● Stated problem
Pull each line holding the word "TradingView" from the data.

Extracts from a graphics dataset:
========================================
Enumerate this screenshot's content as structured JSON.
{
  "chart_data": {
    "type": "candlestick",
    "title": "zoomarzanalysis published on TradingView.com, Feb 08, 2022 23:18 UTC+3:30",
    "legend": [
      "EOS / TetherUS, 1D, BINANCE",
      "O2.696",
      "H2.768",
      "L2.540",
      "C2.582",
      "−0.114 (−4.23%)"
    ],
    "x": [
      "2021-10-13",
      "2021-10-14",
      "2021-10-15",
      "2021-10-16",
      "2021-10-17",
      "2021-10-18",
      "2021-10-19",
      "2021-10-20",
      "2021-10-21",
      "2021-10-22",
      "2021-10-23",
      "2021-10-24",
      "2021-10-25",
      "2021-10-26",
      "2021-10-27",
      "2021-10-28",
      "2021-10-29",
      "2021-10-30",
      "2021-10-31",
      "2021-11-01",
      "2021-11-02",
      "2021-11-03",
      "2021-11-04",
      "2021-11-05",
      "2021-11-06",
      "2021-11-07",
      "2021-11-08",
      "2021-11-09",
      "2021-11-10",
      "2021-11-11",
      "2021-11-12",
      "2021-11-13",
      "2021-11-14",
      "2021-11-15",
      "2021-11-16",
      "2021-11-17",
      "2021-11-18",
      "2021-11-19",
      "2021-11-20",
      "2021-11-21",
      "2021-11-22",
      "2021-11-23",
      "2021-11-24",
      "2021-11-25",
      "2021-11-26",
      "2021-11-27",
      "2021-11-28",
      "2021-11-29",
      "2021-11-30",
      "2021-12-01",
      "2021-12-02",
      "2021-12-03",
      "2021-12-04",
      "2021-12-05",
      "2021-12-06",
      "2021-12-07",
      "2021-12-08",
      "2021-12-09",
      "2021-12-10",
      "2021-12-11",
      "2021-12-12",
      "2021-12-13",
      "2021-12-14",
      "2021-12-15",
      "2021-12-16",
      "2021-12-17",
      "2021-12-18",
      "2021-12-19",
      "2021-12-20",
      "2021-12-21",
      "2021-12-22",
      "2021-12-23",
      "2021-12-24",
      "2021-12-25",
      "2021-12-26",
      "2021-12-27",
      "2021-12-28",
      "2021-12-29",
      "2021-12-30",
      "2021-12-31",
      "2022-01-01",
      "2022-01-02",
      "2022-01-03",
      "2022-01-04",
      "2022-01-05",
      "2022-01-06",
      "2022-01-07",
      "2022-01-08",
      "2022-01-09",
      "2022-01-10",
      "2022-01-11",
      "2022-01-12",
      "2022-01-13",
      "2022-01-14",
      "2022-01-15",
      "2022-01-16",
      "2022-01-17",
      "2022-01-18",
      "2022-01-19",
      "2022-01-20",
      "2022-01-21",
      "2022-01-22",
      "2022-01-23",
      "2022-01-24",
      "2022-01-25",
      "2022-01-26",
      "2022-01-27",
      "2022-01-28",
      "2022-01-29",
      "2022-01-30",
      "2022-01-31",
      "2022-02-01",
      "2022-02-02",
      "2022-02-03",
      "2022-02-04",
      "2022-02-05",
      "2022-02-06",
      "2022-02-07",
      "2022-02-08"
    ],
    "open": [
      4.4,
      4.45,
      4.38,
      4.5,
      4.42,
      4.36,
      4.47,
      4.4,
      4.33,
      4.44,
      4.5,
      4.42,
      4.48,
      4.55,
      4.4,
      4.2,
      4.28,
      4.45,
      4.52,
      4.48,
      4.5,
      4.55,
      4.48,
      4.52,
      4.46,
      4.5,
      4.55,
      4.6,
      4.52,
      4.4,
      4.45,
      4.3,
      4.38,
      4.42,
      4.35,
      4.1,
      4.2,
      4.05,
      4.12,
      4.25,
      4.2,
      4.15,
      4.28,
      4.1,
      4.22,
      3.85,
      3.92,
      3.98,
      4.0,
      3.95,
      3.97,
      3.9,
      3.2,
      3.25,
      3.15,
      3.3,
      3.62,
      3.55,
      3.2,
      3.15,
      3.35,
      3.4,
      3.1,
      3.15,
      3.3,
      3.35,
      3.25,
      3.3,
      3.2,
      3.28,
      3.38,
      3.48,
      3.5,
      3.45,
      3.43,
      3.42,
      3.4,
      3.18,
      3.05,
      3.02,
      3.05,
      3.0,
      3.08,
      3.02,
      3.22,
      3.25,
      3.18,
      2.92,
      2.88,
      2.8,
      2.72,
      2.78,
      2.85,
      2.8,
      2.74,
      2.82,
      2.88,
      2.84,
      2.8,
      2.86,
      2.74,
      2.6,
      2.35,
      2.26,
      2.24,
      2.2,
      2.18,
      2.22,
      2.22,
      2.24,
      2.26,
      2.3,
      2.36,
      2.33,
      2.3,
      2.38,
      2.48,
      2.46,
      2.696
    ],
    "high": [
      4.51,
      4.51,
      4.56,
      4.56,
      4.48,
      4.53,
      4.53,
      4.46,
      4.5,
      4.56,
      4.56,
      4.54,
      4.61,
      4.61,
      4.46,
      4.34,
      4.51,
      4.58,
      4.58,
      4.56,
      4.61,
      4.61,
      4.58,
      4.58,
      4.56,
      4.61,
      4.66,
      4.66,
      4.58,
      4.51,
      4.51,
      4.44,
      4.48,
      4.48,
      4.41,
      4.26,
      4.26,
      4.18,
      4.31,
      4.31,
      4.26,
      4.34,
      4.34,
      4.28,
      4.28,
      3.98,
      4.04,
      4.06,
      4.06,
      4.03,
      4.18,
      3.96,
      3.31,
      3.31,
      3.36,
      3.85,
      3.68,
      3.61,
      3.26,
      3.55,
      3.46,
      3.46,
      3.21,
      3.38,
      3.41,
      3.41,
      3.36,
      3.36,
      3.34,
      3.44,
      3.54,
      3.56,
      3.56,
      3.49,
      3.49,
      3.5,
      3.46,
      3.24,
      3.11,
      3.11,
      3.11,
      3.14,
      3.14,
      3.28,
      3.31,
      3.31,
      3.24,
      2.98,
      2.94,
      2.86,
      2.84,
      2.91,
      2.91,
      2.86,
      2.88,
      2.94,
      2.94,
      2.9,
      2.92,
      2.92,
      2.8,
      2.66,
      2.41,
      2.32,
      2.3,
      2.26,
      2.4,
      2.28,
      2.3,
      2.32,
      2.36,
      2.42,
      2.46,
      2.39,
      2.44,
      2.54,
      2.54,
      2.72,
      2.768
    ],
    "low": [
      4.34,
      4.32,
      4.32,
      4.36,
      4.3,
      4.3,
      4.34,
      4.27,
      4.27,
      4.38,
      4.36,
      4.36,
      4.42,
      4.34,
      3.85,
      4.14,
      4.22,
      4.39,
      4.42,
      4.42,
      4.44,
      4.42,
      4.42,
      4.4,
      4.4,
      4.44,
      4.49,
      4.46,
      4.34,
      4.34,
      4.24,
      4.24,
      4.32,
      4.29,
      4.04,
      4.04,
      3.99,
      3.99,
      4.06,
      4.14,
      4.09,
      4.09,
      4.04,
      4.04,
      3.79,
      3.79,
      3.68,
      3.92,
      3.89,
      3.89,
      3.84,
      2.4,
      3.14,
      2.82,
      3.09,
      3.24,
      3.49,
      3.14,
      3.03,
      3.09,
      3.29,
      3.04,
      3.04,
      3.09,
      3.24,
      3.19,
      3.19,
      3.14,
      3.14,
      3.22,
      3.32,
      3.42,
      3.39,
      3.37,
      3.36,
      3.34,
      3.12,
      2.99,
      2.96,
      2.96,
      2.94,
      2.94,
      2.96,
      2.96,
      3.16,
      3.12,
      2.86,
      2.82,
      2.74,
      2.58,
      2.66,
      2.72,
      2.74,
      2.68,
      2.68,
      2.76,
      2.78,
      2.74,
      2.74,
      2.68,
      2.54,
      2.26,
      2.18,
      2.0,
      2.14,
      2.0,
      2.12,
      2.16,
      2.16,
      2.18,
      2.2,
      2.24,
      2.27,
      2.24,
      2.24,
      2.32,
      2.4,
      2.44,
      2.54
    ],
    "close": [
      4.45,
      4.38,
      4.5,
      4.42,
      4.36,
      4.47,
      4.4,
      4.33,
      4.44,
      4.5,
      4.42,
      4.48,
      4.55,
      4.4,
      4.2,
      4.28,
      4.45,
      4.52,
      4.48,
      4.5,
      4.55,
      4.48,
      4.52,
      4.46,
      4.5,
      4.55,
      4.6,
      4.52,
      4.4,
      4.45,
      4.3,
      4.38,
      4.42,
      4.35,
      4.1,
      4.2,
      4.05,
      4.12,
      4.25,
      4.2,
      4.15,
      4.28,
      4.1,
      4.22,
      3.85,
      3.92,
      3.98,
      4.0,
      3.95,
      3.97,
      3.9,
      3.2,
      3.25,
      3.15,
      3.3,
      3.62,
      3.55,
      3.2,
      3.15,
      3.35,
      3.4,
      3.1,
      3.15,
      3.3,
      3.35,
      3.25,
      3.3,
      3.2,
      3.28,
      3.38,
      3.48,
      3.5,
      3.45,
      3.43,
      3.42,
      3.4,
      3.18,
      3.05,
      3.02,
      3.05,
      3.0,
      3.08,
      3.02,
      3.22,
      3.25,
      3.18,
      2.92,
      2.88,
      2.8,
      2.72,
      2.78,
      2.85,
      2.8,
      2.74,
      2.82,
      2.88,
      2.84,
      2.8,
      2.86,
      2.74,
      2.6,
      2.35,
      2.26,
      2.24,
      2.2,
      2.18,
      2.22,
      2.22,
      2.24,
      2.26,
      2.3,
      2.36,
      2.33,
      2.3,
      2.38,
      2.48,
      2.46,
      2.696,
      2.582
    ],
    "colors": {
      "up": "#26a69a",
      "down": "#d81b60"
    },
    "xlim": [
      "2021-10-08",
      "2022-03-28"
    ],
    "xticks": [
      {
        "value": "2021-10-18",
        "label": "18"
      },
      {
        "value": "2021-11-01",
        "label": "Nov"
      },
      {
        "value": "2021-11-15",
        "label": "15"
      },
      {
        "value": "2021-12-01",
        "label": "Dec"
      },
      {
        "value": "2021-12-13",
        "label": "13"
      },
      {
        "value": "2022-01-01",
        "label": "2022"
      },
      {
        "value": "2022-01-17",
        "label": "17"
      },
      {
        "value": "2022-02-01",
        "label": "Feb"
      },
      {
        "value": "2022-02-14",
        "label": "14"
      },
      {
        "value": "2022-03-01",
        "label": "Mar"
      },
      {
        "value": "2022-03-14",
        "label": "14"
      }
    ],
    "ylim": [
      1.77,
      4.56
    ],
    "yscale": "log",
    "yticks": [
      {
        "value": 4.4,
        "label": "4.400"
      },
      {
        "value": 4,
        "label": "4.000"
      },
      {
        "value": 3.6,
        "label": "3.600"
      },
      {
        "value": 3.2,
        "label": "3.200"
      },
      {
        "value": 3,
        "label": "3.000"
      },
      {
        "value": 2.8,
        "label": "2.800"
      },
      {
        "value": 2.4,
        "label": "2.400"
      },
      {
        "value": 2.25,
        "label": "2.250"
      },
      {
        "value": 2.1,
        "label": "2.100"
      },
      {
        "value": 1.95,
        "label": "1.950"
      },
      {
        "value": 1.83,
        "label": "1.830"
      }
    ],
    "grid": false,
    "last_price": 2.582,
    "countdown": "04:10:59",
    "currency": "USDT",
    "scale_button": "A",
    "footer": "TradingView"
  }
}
========================================
● The completed task
    "title": "zoomarzanalysis published on TradingView.com, Feb 08, 2022 23:18 UTC+3:30",
    "footer": "TradingView"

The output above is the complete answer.